** start SUPPLIED DATA **

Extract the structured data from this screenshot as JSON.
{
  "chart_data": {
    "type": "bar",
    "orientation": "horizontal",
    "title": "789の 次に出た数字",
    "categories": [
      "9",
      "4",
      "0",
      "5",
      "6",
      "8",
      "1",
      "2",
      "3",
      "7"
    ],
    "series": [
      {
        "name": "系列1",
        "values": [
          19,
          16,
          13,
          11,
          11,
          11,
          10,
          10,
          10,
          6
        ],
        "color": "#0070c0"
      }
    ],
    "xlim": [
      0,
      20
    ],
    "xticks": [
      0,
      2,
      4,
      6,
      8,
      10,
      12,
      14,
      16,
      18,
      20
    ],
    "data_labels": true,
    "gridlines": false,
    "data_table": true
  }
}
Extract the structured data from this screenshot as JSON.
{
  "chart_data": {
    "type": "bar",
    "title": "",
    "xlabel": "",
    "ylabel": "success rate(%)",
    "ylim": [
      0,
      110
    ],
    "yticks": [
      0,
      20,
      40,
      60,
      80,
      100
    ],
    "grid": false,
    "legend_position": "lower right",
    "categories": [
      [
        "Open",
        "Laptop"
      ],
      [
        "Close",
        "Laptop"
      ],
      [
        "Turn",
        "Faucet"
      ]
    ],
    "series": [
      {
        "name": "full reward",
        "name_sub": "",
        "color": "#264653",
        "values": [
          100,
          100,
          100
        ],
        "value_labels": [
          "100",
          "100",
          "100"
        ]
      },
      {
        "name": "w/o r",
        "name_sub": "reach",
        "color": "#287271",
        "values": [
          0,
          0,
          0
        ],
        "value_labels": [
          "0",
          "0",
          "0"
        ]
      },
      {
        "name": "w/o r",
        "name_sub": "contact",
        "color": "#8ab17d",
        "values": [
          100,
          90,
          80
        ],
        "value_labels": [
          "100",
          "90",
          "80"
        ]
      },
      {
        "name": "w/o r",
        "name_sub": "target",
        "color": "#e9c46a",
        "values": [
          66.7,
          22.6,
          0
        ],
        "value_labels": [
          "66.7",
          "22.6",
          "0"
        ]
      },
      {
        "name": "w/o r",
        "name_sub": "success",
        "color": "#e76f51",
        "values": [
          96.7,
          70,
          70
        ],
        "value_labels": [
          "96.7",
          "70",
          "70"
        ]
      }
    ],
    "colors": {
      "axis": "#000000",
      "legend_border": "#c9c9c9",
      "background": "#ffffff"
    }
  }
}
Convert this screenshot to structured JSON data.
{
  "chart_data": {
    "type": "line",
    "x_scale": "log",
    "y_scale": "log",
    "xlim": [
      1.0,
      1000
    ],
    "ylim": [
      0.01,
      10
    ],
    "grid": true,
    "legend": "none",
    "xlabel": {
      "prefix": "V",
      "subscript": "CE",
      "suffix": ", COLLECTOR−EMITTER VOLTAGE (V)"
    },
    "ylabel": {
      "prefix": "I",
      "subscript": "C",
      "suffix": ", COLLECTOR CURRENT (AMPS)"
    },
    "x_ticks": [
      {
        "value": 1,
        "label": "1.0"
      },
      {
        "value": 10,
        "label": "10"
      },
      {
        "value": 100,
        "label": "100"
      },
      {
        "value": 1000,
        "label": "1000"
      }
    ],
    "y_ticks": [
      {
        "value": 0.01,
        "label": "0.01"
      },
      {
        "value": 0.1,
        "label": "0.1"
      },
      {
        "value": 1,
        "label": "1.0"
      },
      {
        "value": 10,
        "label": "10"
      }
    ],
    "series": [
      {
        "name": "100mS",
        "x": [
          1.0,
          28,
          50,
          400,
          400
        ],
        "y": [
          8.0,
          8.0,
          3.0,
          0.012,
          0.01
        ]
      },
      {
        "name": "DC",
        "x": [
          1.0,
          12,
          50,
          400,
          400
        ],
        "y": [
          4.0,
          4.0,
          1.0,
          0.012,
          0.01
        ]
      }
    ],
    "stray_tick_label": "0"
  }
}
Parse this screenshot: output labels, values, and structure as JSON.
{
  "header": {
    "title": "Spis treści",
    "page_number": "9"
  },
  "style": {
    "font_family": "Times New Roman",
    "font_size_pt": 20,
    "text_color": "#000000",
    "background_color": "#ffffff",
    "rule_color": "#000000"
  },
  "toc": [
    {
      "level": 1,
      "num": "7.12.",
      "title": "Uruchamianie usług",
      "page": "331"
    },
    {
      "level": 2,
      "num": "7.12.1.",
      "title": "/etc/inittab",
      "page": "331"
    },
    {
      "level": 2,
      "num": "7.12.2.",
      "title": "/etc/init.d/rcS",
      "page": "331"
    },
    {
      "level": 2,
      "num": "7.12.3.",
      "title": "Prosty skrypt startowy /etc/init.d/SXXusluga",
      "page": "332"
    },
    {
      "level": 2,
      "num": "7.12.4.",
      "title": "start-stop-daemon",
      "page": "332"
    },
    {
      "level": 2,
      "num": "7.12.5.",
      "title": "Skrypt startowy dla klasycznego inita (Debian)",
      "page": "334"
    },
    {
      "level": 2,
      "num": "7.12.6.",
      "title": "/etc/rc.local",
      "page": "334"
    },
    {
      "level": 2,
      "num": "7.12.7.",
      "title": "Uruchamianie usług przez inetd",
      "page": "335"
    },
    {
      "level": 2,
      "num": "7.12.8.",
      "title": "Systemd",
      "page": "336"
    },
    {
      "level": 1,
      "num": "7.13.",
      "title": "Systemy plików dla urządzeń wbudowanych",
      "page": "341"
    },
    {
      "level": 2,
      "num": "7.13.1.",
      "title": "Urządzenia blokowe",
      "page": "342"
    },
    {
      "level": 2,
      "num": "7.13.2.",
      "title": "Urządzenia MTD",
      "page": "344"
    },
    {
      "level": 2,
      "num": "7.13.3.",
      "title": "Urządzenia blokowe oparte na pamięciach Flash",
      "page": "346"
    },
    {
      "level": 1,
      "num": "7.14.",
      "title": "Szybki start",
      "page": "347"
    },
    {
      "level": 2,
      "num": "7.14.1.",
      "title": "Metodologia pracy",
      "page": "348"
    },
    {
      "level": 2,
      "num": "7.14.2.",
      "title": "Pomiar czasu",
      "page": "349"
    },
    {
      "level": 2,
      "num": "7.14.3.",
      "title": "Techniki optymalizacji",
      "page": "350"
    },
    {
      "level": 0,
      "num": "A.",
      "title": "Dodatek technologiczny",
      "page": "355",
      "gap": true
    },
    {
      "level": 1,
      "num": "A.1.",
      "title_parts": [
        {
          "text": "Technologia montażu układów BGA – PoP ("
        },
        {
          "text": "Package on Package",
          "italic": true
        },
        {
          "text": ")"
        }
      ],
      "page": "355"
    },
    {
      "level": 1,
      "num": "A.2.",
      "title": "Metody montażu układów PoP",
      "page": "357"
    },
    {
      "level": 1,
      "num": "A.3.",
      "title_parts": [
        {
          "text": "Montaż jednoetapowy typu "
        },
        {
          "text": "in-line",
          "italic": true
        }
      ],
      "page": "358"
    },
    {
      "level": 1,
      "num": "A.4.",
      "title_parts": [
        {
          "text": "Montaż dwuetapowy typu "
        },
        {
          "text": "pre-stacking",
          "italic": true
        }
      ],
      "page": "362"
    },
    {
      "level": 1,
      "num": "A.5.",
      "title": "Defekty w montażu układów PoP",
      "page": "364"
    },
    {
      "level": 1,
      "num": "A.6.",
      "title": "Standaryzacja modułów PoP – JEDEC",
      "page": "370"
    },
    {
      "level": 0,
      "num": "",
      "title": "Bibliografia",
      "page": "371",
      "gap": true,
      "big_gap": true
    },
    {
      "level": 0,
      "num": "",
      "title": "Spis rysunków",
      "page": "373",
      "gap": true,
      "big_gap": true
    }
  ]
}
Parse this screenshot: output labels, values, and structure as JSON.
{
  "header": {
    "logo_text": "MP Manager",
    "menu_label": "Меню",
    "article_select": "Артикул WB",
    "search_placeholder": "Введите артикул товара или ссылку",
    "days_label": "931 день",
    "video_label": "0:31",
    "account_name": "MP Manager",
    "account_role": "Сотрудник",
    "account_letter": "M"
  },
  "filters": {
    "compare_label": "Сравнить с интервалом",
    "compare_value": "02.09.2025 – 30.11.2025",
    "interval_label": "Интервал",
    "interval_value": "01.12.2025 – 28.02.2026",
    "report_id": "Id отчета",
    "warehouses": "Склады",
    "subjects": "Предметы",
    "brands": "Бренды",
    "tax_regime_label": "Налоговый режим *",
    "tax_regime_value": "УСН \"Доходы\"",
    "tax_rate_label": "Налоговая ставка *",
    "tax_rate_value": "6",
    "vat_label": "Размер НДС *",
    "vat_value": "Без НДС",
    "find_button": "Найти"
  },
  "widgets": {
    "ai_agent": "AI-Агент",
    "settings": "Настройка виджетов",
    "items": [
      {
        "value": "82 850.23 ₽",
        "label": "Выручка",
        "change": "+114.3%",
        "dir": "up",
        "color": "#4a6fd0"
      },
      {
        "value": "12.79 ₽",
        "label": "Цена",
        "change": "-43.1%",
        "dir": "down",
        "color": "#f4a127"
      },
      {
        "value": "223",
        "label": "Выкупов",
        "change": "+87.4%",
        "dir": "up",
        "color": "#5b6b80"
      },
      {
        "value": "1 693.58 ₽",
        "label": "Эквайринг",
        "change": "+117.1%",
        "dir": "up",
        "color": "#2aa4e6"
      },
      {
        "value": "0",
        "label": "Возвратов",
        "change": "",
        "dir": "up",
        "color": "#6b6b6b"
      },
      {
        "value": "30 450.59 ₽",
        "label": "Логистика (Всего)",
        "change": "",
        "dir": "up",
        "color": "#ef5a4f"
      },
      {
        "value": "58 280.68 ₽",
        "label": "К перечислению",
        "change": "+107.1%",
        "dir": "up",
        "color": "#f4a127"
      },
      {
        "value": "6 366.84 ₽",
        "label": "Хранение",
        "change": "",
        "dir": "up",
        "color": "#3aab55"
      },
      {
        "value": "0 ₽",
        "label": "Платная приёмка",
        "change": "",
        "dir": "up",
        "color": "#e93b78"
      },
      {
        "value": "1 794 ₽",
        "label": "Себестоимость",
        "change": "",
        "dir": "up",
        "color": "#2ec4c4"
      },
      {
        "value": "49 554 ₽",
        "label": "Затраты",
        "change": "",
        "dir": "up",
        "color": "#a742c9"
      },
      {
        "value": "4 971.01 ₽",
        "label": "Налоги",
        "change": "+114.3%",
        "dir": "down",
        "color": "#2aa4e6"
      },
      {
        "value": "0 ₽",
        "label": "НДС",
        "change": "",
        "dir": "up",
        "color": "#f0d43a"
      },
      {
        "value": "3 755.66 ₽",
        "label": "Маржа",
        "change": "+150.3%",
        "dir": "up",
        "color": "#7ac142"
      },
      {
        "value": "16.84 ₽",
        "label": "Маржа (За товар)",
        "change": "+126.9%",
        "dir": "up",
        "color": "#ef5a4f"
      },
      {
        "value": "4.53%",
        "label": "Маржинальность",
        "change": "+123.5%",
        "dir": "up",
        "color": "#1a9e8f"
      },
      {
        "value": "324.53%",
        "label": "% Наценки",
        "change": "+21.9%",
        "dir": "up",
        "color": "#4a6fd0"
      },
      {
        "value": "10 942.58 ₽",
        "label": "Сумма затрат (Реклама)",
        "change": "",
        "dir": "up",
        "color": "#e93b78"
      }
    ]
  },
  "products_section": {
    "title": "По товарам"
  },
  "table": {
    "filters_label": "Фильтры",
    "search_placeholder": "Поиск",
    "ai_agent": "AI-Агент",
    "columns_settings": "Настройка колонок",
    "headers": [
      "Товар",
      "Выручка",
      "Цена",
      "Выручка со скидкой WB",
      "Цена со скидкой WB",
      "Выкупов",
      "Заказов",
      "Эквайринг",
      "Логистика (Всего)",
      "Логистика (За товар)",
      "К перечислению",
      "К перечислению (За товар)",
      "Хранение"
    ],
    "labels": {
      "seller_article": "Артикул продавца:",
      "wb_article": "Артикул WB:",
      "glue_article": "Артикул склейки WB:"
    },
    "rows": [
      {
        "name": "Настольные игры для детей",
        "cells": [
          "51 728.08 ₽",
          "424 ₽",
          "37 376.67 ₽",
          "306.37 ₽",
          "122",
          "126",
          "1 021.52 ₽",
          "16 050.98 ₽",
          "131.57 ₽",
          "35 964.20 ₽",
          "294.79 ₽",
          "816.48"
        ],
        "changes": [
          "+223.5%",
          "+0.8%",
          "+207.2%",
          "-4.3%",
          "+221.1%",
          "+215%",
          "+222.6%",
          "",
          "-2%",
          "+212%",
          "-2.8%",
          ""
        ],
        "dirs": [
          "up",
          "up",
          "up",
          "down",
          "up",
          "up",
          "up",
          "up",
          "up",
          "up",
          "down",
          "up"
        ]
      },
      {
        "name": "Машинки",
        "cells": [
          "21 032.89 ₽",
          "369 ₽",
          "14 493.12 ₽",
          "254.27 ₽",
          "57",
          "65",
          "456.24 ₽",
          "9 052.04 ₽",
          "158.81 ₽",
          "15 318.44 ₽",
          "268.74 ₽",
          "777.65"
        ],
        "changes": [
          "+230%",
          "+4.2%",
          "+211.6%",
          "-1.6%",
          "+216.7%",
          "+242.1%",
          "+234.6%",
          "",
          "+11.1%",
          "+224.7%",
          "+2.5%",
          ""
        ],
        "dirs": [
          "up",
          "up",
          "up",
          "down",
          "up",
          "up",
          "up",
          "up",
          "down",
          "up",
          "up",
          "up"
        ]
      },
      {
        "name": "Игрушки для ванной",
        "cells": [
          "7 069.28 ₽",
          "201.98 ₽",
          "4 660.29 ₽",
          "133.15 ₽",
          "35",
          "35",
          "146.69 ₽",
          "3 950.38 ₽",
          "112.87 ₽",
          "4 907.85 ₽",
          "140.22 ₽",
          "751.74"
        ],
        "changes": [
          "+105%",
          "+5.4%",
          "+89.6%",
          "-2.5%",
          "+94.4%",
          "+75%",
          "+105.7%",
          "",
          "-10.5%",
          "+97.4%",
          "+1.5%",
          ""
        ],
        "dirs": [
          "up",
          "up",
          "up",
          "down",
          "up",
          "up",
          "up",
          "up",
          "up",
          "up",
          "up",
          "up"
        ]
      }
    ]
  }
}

** end SUPPLIED DATA **

- **REQUIRED TASK**:
Copy out every line from the records that has the word "перечислению".

- **RESULT FOR THIS TASK**:
        "label": "К перечислению",
      "К перечислению",
      "К перечислению (За товар)",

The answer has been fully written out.